SET EXERCISE ->
Count each line in which the word "заседаний" appears. Reply with the total and nothing more.

SUPPLIED DATA ->
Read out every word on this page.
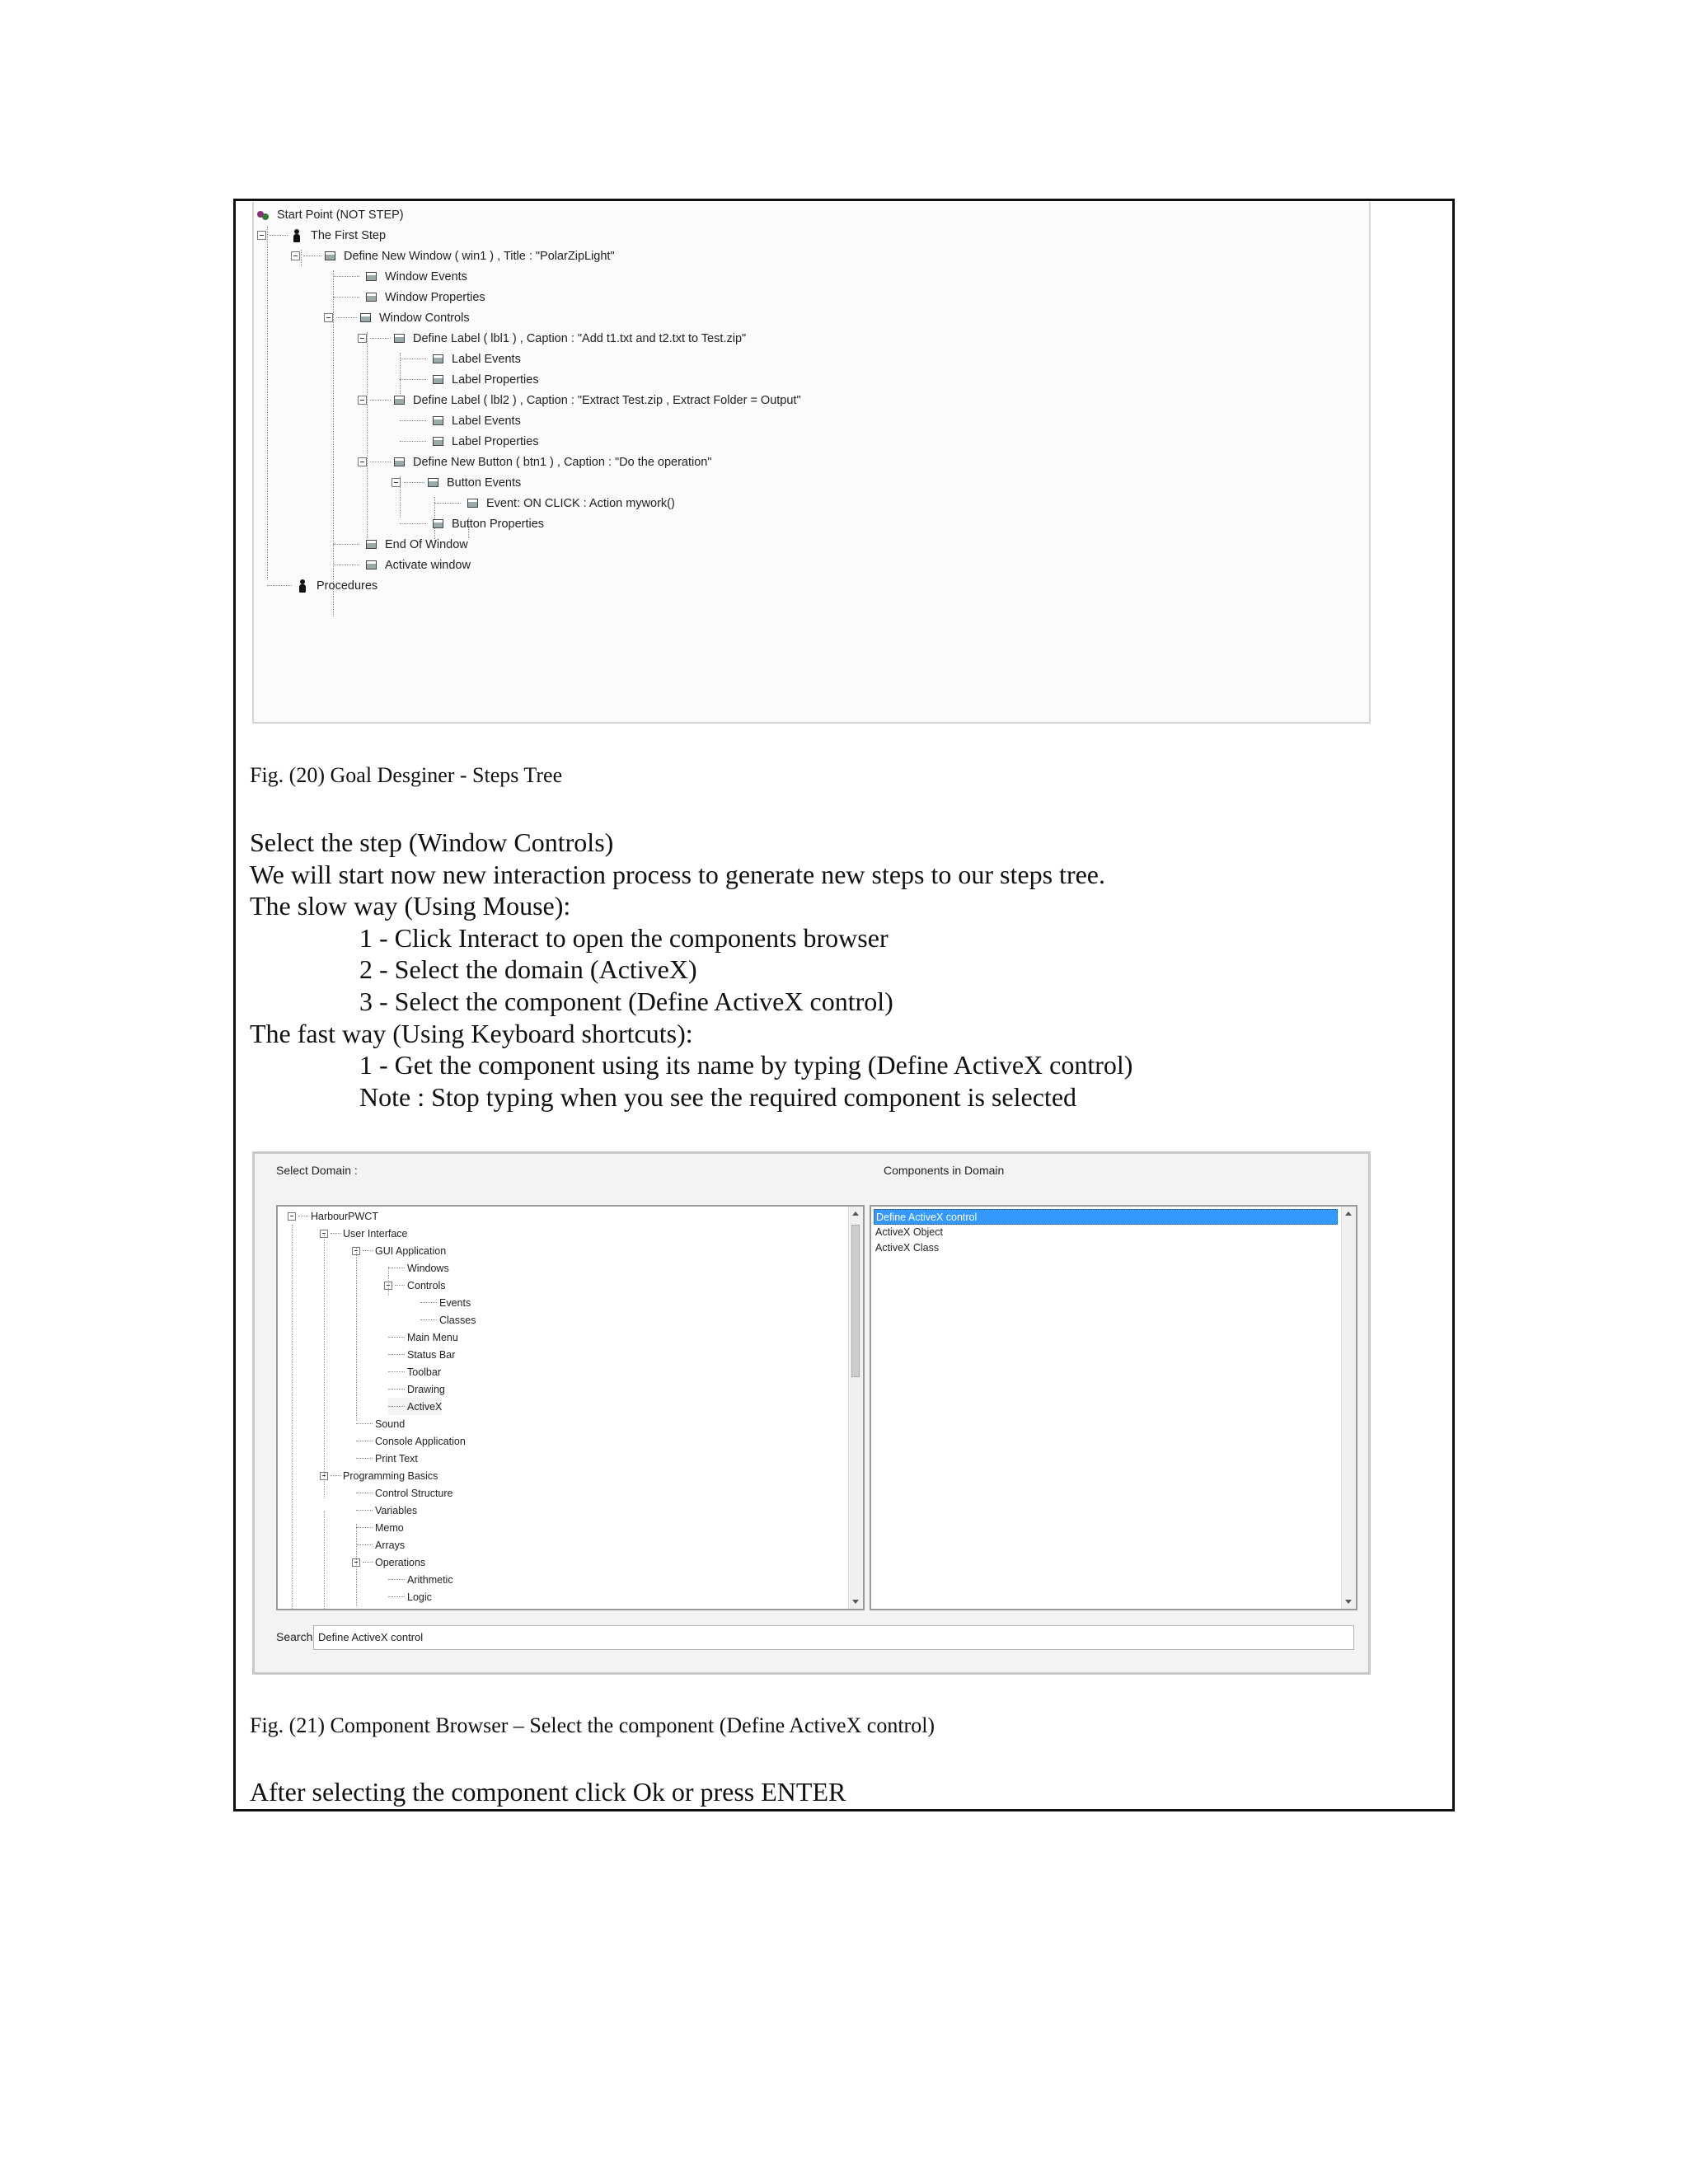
Start Point (NOT STEP)
The First Step
Define New Window ( win1 ) , Title : "PolarZipLight"
Window Events
Window Properties
Window Controls
Define Label ( lbl1 ) , Caption : "Add t1.txt and t2.txt to Test.zip"
Label Events
Label Properties
Define Label ( lbl2 ) , Caption : "Extract Test.zip , Extract Folder = Output"
Label Events
Label Properties
Define New Button ( btn1 ) , Caption : "Do the operation"
Button Events
Event: ON CLICK : Action mywork()
Button Properties
End Of Window
Activate window
Procedures
Fig. (20) Goal Desginer - Steps Tree
Select the step (Window Controls)
We will start now new interaction process to generate new steps to our steps tree.
The slow way (Using Mouse):
1 - Click Interact to open the components browser
2 - Select the domain (ActiveX)
3 - Select the component (Define ActiveX control)
The fast way (Using Keyboard shortcuts):
1 - Get the component using its name by typing (Define ActiveX control)
Note : Stop typing when you see the required component is selected
Select Domain :	Components in Domain
HarbourPWCT
User Interface
GUI Application
Windows
Controls
Events
Classes
Main Menu
Status Bar
Toolbar
Drawing
ActiveX
Sound
Console Application
Print Text
Programming Basics
Control Structure
Variables
Memo
Arrays
Operations
Arithmetic
Logic
Define ActiveX control
ActiveX Object
ActiveX Class
Search Define ActiveX control
Fig. (21) Component Browser – Select the component (Define ActiveX control)
After selecting the component click Ok or press ENTER
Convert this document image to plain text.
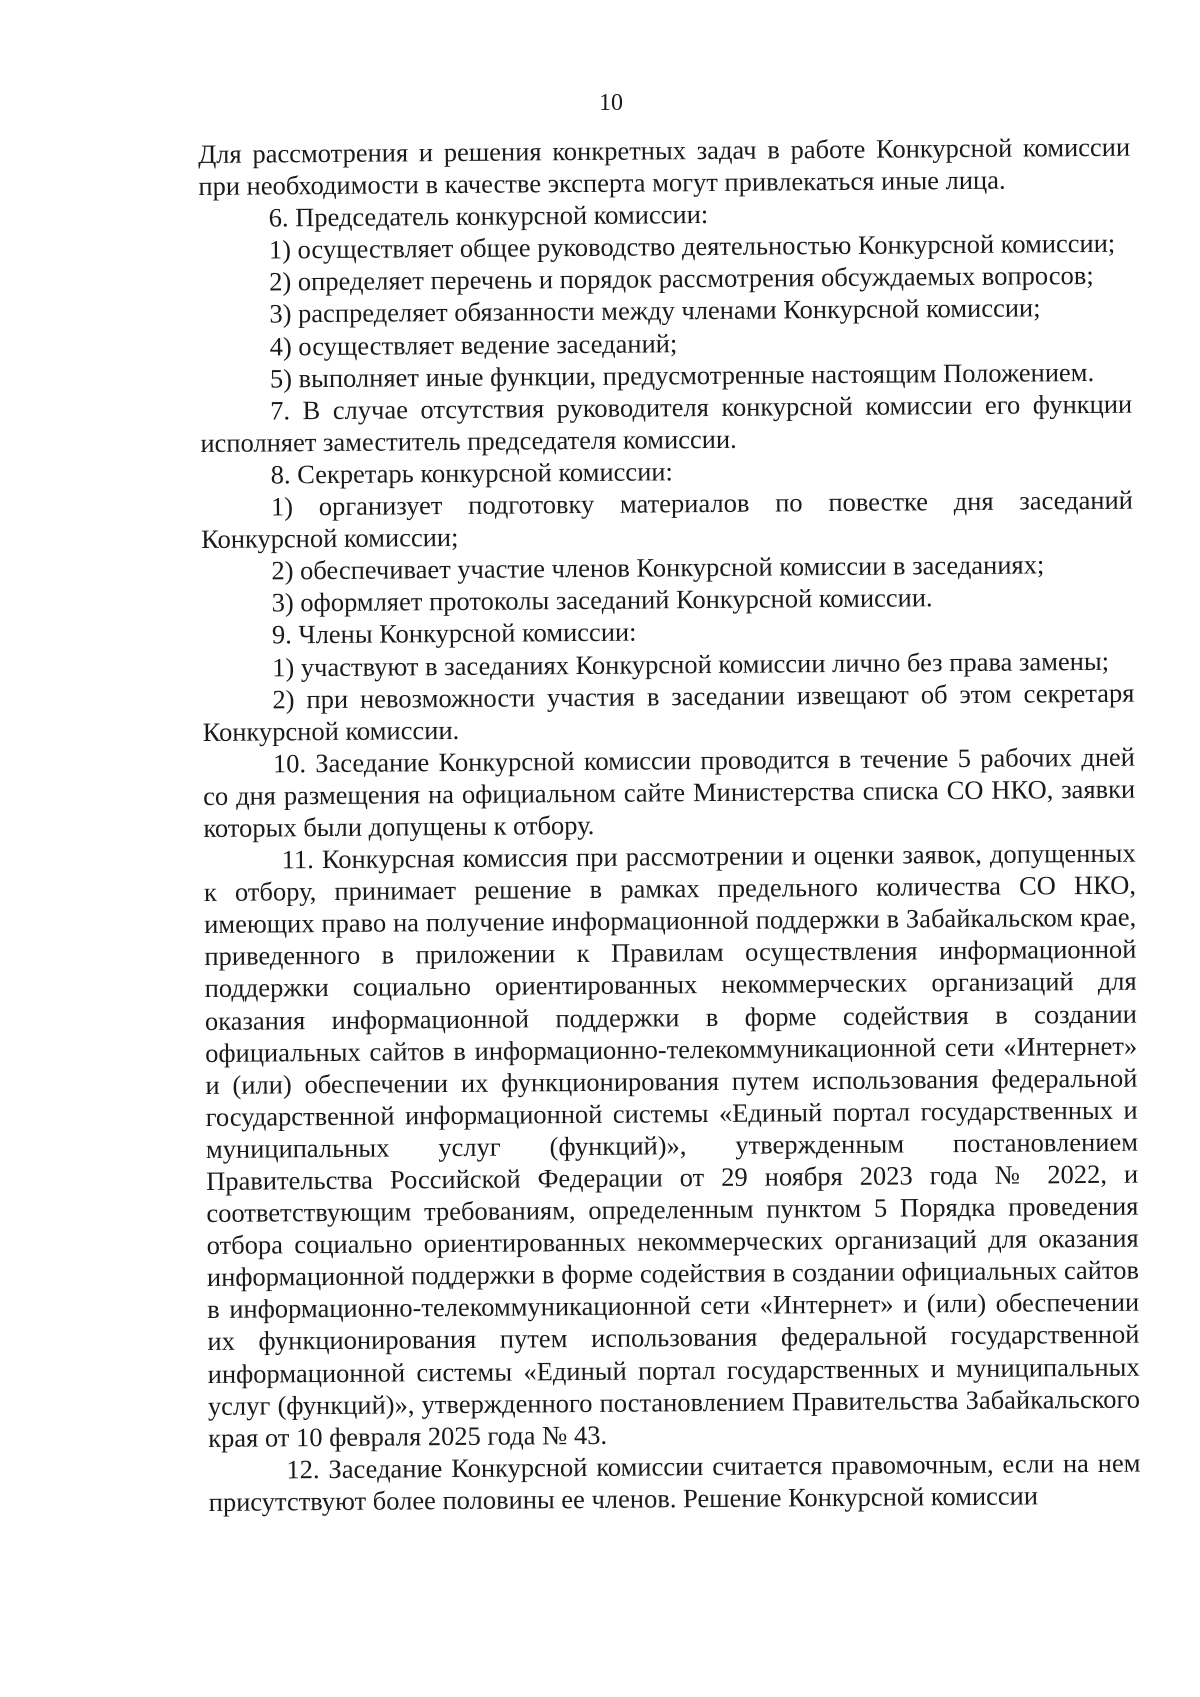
10

Для рассмотрения и решения конкретных задач в работе Конкурсной комиссии при необходимости в качестве эксперта могут привлекаться иные лица.

6. Председатель конкурсной комиссии:

1) осуществляет общее руководство деятельностью Конкурсной комиссии;

2) определяет перечень и порядок рассмотрения обсуждаемых вопросов;

3) распределяет обязанности между членами Конкурсной комиссии;

4) осуществляет ведение заседаний;

5) выполняет иные функции, предусмотренные настоящим Положением.

7. В случае отсутствия руководителя конкурсной комиссии его функции исполняет заместитель председателя комиссии.

8. Секретарь конкурсной комиссии:

1) организует подготовку материалов по повестке дня заседаний Конкурсной комиссии;

2) обеспечивает участие членов Конкурсной комиссии в заседаниях;

3) оформляет протоколы заседаний Конкурсной комиссии.

9. Члены Конкурсной комиссии:

1) участвуют в заседаниях Конкурсной комиссии лично без права замены;

2) при невозможности участия в заседании извещают об этом секретаря Конкурсной комиссии.

10. Заседание Конкурсной комиссии проводится в течение 5 рабочих дней со дня размещения на официальном сайте Министерства списка СО НКО, заявки которых были допущены к отбору.

11. Конкурсная комиссия при рассмотрении и оценки заявок, допущенных к отбору, принимает решение в рамках предельного количества СО НКО, имеющих право на получение информационной поддержки в Забайкальском крае, приведенного в приложении к Правилам осуществления информационной поддержки социально ориентированных некоммерческих организаций для оказания информационной поддержки в форме содействия в создании официальных сайтов в информационно-телекоммуникационной сети «Интернет» и (или) обеспечении их функционирования путем использования федеральной государственной информационной системы «Единый портал государственных и муниципальных услуг (функций)», утвержденным постановлением Правительства Российской Федерации от 29 ноября 2023 года № 2022, и соответствующим требованиям, определенным пунктом 5 Порядка проведения отбора социально ориентированных некоммерческих организаций для оказания информационной поддержки в форме содействия в создании официальных сайтов в информационно-телекоммуникационной сети «Интернет» и (или) обеспечении их функционирования путем использования федеральной государственной информационной системы «Единый портал государственных и муниципальных услуг (функций)», утвержденного постановлением Правительства Забайкальского края от 10 февраля 2025 года № 43.

12. Заседание Конкурсной комиссии считается правомочным, если на нем присутствуют более половины ее членов. Решение Конкурсной комиссии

THE REPLY ->
3